* START *

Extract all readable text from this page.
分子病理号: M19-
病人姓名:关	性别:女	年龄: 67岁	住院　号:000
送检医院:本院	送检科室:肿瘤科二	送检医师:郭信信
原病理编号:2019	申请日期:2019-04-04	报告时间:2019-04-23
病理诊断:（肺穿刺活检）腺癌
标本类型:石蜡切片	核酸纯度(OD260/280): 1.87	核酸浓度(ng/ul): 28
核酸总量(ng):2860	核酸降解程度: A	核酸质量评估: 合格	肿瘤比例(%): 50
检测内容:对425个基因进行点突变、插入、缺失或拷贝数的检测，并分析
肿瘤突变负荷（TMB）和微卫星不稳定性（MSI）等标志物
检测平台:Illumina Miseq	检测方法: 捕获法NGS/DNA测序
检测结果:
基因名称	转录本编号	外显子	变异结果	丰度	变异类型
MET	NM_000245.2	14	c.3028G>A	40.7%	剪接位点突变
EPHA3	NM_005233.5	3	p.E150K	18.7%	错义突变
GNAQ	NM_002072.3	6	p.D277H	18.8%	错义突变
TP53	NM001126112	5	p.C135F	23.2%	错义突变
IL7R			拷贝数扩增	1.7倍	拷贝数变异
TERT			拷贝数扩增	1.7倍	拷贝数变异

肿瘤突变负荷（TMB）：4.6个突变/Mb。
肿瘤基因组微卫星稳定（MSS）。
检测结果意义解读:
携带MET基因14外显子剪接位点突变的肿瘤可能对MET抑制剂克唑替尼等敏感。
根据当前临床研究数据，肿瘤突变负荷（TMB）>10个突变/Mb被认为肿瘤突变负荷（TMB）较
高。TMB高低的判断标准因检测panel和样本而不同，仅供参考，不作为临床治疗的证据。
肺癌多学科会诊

* END *

Task to carry out => Which lines hold the word "拷贝数变异"? Copy every one of them.

Output of the task =>
IL7R			拷贝数扩增	1.7倍	拷贝数变异
TERT			拷贝数扩增	1.7倍	拷贝数变异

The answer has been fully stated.